SET EXERCISE » Leaving the pictures aside, transcribe every line below exactly.

--- start ---

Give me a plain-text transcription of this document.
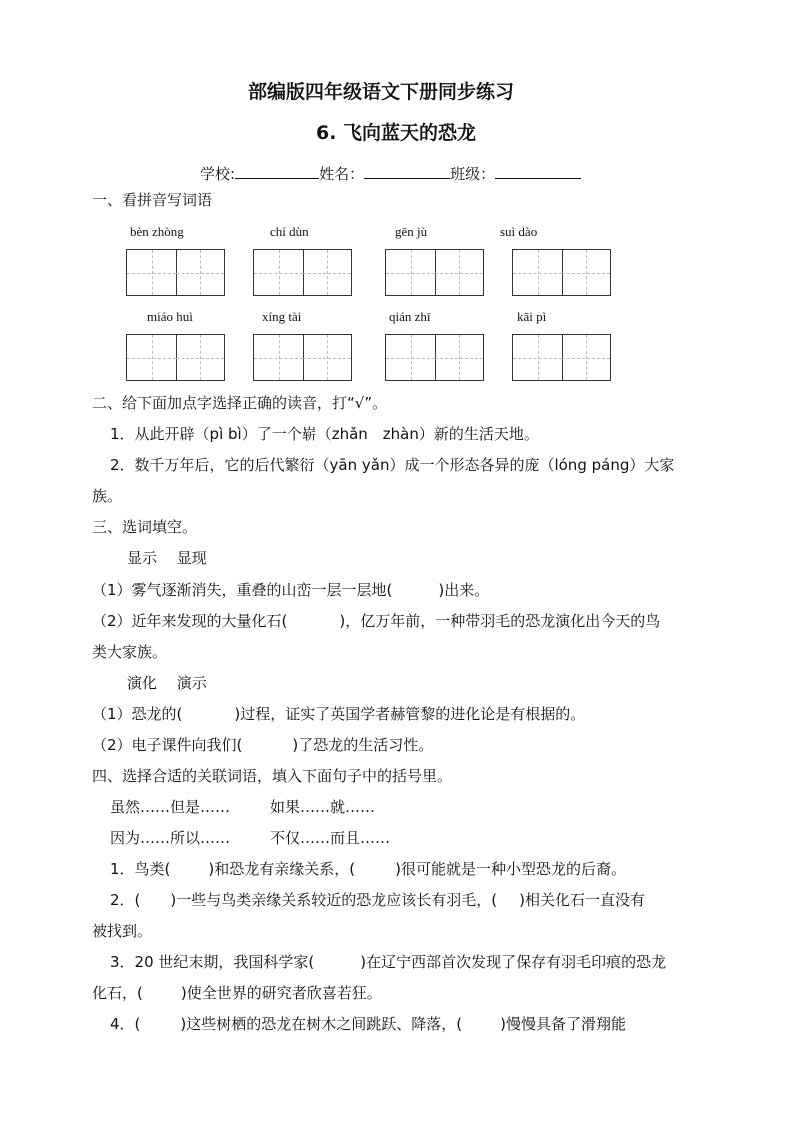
部编版四年级语文下册同步练习
6. 飞向蓝天的恐龙
学校:	姓名：	班级：
一、看拼音写词语
bèn zhòng	chí dùn	gēn jù	suì dào
miáo huì	xíng tài	qián zhī	kāi pì
二、给下面加点字选择正确的读音，打“√”。
1．从此开辟（pì bì）了一个崭（zhǎn　zhàn）新的生活天地。
2．数千万年后，它的后代繁衍（yān yǎn）成一个形态各异的庞（lóng páng）大家
族。
三、选词填空。
显示　 显现
（1）雾气逐渐消失，重叠的山峦一层一层地(	)出来。
（2）近年来发现的大量化石(	)，亿万年前，一种带羽毛的恐龙演化出今天的鸟
类大家族。
演化　 演示
（1）恐龙的(	)过程，证实了英国学者赫管黎的进化论是有根据的。
（2）电子课件向我们(	)了恐龙的生活习性。
四、选择合适的关联词语，填入下面句子中的括号里。
虽然……但是……	如果……就……
因为……所以……	不仅……而且……
1．鸟类(	)和恐龙有亲缘关系，(	)很可能就是一种小型恐龙的后裔。
2．( )一些与鸟类亲缘关系较近的恐龙应该长有羽毛，( )相关化石一直没有
被找到。
3．20 世纪末期，我国科学家(	)在辽宁西部首次发现了保存有羽毛印痕的恐龙
化石，(	)使全世界的研究者欣喜若狂。
4．(	)这些树栖的恐龙在树木之间跳跃、降落，(	)慢慢具备了滑翔能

--- end ---

WORKED SOLUTION »
Give me a plain-text transcription of this document.
部编版四年级语文下册同步练习
6. 飞向蓝天的恐龙
学校:	姓名：	班级：
一、看拼音写词语
bèn zhòng	chí dùn	gēn jù	suì dào
miáo huì	xíng tài	qián zhī	kāi pì
二、给下面加点字选择正确的读音，打“√”。
1．从此开辟（pì bì）了一个崭（zhǎn　zhàn）新的生活天地。
2．数千万年后，它的后代繁衍（yān yǎn）成一个形态各异的庞（lóng páng）大家
族。
三、选词填空。
显示　 显现
（1）雾气逐渐消失，重叠的山峦一层一层地(	)出来。
（2）近年来发现的大量化石(	)，亿万年前，一种带羽毛的恐龙演化出今天的鸟
类大家族。
演化　 演示
（1）恐龙的(	)过程，证实了英国学者赫管黎的进化论是有根据的。
（2）电子课件向我们(	)了恐龙的生活习性。
四、选择合适的关联词语，填入下面句子中的括号里。
虽然……但是……	如果……就……
因为……所以……	不仅……而且……
1．鸟类(	)和恐龙有亲缘关系，(	)很可能就是一种小型恐龙的后裔。
2．( )一些与鸟类亲缘关系较近的恐龙应该长有羽毛，( )相关化石一直没有
被找到。
3．20 世纪末期，我国科学家(	)在辽宁西部首次发现了保存有羽毛印痕的恐龙
化石，(	)使全世界的研究者欣喜若狂。
4．(	)这些树栖的恐龙在树木之间跳跃、降落，(	)慢慢具备了滑翔能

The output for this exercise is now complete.